[Data entries]
━━━━━━━━━━━━━━━━
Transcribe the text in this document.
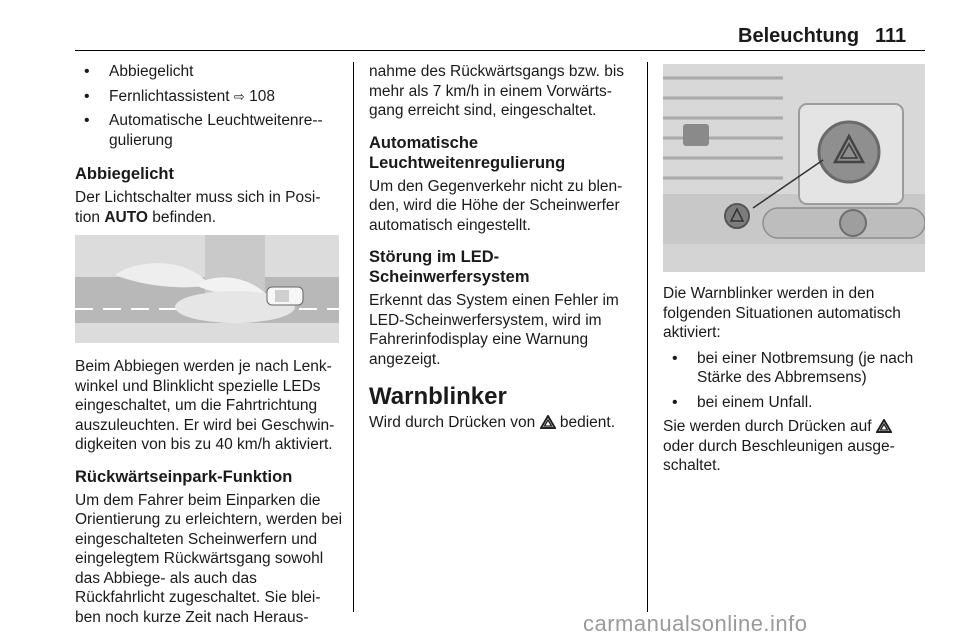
Beleuchtung 111
• Abbiegelicht
• Fernlichtassistent ⇨ 108
• Automatische Leuchtweitenre-gulierung
Abbiegelicht

Der Lichtschalter muss sich in Posi-tion AUTO befinden.

Beim Abbiegen werden je nach Lenk-winkel und Blinklicht spezielle LEDs eingeschaltet, um die Fahrtrichtung auszuleuchten. Er wird bei Geschwin-digkeiten von bis zu 40 km/h aktiviert.

Rückwärtseinpark-Funktion

Um dem Fahrer beim Einparken die Orientierung zu erleichtern, werden bei eingeschalteten Scheinwerfern und eingelegtem Rückwärtsgang sowohl das Abbiege- als auch das Rückfahrlicht zugeschaltet. Sie blei-ben noch kurze Zeit nach Heraus-

nahme des Rückwärtsgangs bzw. bis mehr als 7 km/h in einem Vorwärts-gang erreicht sind, eingeschaltet.

Automatische Leuchtweitenregulierung

Um den Gegenverkehr nicht zu blen-den, wird die Höhe der Scheinwerfer automatisch eingestellt.

Störung im LED-Scheinwerfersystem

Erkennt das System einen Fehler im LED-Scheinwerfersystem, wird im Fahrerinfodisplay eine Warnung angezeigt.

Warnblinker

Wird durch Drücken von  bedient.

Die Warnblinker werden in den folgenden Situationen automatisch aktiviert:

• bei einer Notbremsung (je nach Stärke des Abbremsens)
• bei einem Unfall.

Sie werden durch Drücken auf
oder durch Beschleunigen ausge-schaltet.

carmanualsonline.info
━━━━━━━━━━━━━━━━
** Given problem **
Retype each line of the listing above word for word. Exclude the pictures.

** Output of the task **
Transcribe the text in this document.
Beleuchtung 111
• Abbiegelicht
• Fernlichtassistent ⇨ 108
• Automatische Leuchtweitenre-gulierung
Abbiegelicht

Der Lichtschalter muss sich in Posi-tion AUTO befinden.

Beim Abbiegen werden je nach Lenk-winkel und Blinklicht spezielle LEDs eingeschaltet, um die Fahrtrichtung auszuleuchten. Er wird bei Geschwin-digkeiten von bis zu 40 km/h aktiviert.

Rückwärtseinpark-Funktion

Um dem Fahrer beim Einparken die Orientierung zu erleichtern, werden bei eingeschalteten Scheinwerfern und eingelegtem Rückwärtsgang sowohl das Abbiege- als auch das Rückfahrlicht zugeschaltet. Sie blei-ben noch kurze Zeit nach Heraus-

nahme des Rückwärtsgangs bzw. bis mehr als 7 km/h in einem Vorwärts-gang erreicht sind, eingeschaltet.

Automatische Leuchtweitenregulierung

Um den Gegenverkehr nicht zu blen-den, wird die Höhe der Scheinwerfer automatisch eingestellt.

Störung im LED-Scheinwerfersystem

Erkennt das System einen Fehler im LED-Scheinwerfersystem, wird im Fahrerinfodisplay eine Warnung angezeigt.

Warnblinker

Wird durch Drücken von  bedient.

Die Warnblinker werden in den folgenden Situationen automatisch aktiviert:

• bei einer Notbremsung (je nach Stärke des Abbremsens)
• bei einem Unfall.

Sie werden durch Drücken auf
oder durch Beschleunigen ausge-schaltet.

carmanualsonline.info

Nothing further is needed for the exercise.